• Requirement A:
Decide whether each statement agrees with the text on Van den Broeck's Two Young Men, answering yes or no and quoting the deciding words: (i) The boy in red offers his friend an apple. (ii) The text judges the two more likely brothers than lovers. (iii) The artist's initials are on the stone panel at the top of the picture.
• Requirement B:
Translate this sentence from the text on Van den Broeck's Two Young Men into Spanish: "Both the owl and the raven are traditional symbols of death."
• Requirement C:
Carry on the text about Van den Broeck's painting Two Young Men, starting after its last sentence.

:: Page text

Van den Broeck's painting Two Young Men (Fitzwilliam Museum) is a double portrait of two cheerful young men or adolescent boys. They are wearing fancy clothes in Italian fashion which were likely also worn by fashionable young men in 16th century Flanders. Their embrace and smiling glances show that the relationship between the two men is close. The boy in black seems to be offering his friend an apple while he looks at the viewer with a smile. The other boy looks with a smile at the boy in black. While an apple was often used as a symbol of physical love, it would be wrong to assume the painting depicts two homosexual lovers. The boys' physical likeness indicates that they are more likely brothers. Based on the symbols used throughout the painting, its subject appears to be death. Two dark owl heads peek out over each shoulder of the boy in black while a crow's or raven's head in profile with its sharp beak pointed towards the boy in black juts out from the right side of the head of the boy in red. Both the owl and the raven are traditional symbols of death. The stone panel at the top of the picture bears the artist's initials and recalls funerary sculpture.

::::
:: Source data

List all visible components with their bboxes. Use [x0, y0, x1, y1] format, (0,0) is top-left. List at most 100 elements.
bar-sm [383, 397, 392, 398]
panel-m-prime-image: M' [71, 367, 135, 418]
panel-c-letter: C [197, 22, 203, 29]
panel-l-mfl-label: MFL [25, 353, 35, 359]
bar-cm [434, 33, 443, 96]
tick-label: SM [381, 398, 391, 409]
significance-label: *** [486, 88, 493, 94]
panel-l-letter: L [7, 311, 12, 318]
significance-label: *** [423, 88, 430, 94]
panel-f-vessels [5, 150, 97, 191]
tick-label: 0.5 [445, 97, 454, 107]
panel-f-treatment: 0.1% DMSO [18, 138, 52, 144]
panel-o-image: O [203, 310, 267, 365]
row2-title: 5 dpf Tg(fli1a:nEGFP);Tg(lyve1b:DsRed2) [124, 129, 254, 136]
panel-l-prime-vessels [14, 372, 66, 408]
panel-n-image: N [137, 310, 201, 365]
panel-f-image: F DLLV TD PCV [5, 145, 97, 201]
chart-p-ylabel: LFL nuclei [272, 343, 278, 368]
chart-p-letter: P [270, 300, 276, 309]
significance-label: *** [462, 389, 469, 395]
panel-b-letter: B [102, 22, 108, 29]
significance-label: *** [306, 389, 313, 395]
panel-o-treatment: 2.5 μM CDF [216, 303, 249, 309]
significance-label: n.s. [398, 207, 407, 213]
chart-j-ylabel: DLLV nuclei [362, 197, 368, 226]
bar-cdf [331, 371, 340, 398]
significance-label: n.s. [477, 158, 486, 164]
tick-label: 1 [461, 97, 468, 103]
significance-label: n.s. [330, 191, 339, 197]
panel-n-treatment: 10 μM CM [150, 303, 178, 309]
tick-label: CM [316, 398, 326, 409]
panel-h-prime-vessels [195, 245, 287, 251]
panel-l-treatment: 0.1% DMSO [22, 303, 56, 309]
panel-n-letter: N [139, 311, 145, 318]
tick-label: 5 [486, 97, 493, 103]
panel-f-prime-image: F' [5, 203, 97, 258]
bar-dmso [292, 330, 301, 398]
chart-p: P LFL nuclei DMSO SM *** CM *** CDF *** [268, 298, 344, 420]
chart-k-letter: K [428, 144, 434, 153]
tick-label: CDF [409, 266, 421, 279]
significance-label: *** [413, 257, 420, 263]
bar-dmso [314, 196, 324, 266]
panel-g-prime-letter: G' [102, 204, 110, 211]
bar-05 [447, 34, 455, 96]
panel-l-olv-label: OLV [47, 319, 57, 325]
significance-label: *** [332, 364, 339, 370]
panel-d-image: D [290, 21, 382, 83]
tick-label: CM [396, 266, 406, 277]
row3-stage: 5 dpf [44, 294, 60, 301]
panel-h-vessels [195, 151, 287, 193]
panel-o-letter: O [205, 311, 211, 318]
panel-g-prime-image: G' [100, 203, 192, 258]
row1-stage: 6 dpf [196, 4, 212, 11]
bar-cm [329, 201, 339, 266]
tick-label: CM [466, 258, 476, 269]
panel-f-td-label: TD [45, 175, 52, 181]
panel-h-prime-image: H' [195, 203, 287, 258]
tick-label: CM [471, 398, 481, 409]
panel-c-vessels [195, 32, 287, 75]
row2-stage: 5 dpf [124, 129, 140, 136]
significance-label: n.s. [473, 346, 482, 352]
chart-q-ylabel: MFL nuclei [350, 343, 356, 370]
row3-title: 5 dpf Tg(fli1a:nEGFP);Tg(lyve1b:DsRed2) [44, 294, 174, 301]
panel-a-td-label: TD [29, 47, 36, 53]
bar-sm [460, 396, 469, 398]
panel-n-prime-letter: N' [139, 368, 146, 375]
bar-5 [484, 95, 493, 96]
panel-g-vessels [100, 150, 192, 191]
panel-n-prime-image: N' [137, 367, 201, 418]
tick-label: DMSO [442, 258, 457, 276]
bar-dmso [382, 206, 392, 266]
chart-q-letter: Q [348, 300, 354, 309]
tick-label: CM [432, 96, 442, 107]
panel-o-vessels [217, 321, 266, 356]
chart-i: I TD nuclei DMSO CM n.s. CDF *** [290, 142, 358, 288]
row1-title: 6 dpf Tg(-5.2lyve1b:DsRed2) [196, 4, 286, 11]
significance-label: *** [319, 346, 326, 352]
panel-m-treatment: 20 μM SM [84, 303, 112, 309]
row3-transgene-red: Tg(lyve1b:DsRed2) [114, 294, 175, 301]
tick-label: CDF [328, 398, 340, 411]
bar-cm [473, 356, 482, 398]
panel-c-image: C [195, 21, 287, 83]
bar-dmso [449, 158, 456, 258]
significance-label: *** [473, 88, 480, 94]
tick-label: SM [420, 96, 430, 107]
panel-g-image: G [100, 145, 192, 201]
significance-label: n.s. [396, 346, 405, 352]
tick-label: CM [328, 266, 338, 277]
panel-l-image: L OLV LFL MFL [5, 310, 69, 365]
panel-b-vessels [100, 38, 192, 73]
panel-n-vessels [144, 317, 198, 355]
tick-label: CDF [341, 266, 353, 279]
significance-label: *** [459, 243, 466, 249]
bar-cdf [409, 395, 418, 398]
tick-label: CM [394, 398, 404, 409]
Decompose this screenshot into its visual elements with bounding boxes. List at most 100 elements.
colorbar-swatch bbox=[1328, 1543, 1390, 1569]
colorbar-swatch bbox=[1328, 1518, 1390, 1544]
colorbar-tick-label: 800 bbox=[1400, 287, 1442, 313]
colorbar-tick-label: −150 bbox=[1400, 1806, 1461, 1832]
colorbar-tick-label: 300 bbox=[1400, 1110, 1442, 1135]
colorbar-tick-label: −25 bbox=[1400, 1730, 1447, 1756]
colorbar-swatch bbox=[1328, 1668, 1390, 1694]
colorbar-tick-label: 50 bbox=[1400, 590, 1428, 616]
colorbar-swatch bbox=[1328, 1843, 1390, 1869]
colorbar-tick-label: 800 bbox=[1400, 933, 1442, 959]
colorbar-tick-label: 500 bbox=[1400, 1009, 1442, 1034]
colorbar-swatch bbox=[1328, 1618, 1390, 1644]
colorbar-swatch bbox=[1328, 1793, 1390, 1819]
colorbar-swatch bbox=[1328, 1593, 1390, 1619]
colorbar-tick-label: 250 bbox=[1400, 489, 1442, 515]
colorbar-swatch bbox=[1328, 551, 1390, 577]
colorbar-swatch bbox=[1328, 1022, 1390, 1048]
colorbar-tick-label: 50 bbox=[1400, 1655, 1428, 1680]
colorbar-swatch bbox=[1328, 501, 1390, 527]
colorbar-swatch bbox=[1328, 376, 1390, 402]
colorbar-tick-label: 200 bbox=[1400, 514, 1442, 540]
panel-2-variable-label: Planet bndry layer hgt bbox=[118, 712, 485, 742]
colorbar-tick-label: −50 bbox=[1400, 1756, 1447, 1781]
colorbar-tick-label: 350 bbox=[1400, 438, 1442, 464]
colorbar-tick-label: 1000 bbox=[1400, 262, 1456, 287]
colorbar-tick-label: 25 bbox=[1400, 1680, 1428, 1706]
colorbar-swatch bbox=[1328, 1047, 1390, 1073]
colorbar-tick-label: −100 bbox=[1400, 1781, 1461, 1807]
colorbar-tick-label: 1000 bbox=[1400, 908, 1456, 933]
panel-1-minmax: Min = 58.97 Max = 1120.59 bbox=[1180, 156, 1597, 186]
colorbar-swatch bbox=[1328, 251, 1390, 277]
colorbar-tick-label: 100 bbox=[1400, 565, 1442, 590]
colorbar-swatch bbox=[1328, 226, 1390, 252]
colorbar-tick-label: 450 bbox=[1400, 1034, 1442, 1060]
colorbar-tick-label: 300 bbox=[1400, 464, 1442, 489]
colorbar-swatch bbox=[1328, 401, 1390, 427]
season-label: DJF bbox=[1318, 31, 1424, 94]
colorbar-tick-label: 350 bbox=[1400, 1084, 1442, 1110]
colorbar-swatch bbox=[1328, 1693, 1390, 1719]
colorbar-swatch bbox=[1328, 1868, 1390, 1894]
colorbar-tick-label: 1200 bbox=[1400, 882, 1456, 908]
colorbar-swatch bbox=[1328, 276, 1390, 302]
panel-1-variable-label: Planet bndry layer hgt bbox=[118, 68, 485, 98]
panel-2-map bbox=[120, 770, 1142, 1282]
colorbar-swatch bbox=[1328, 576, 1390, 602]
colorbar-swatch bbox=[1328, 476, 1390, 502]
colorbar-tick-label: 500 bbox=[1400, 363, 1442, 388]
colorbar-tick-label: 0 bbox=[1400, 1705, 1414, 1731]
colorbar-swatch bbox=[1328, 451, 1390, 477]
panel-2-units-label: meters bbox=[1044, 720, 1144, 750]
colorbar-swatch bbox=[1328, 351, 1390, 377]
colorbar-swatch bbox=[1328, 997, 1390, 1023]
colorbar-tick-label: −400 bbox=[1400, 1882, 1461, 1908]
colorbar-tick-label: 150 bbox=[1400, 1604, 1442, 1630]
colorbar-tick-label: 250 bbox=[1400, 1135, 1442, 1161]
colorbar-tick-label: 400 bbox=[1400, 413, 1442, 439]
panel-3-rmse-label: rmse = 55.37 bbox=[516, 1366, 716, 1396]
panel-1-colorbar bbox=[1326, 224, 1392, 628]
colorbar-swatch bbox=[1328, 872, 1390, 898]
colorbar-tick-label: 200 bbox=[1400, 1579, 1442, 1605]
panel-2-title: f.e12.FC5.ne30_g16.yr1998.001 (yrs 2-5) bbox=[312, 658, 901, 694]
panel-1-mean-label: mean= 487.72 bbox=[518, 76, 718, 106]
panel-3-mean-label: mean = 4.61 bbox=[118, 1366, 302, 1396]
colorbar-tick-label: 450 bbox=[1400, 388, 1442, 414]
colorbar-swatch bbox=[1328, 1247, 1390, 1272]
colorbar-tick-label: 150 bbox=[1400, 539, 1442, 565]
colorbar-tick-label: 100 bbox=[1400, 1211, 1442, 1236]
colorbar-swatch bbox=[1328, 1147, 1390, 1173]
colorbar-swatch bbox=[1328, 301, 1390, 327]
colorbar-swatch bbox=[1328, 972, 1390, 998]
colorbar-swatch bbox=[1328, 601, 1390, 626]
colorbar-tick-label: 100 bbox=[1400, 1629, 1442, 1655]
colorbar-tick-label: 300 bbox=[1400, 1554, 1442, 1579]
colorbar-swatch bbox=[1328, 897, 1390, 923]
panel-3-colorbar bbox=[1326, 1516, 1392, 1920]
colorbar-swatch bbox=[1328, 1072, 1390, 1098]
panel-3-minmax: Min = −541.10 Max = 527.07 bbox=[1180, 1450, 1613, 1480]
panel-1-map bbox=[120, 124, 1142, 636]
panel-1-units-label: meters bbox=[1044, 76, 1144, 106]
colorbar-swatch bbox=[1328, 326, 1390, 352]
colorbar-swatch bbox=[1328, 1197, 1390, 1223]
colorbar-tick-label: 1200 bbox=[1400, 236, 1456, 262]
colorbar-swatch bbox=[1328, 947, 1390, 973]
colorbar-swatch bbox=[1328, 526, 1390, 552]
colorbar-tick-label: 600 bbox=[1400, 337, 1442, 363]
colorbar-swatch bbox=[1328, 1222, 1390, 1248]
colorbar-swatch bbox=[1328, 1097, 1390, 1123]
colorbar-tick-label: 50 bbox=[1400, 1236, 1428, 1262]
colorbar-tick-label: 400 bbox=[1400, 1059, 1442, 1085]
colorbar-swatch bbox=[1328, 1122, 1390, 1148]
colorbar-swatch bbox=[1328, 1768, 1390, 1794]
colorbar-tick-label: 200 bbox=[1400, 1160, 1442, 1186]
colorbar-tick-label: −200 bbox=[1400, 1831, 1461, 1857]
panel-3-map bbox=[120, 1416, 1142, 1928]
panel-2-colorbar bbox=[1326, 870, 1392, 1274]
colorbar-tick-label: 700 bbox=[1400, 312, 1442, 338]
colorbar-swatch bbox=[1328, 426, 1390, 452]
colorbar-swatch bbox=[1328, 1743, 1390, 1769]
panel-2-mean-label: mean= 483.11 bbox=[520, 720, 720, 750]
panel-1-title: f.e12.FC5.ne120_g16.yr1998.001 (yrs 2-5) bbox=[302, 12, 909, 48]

::::

• Answer section A:
(i) No: "The boy in black seems to be offering his friend an apple"
(ii) Yes: "The boys' physical likeness indicates that they are more likely brothers."
(iii) Yes: "The stone panel at the top of the picture bears the artist's initials"

• Answer section B:
Tanto el búho como el cuervo son símbolos tradicionales de la muerte.

• Answer section C:
A total of 146 drawings have been attributed with certainty to van den Broeck. Of these, 89 are designs for engravings. His earliest drawing is dated 1560. It is possible that his tendency to accentuate the contours of forms made his drawings suited as designs for prints. Whether Van den Broeck himself also etched or engraved is unknown. From 1566 onwards van den Broeck started to create design drawings for publications by Christoffel Plantin, such as for Benito Arias Montano's Humanae salutis monumenta published in 1571. Van den Broeck also worked for print publishers Gerard de Jode, Adriaen Huybrechts, Hans van Luijck, Willem van Haecht the Elder and Plantin's successor Jan Moretus I.

His designs were engraved by engravers such as Abraham de Bruyn, Jan Collaert the Elder and Johannes Wierix. He designed the illustration of the allegory of the Low Countries used in Lodovico Guicciardini's Descrizione di tutti I Paesi Bassi (1567).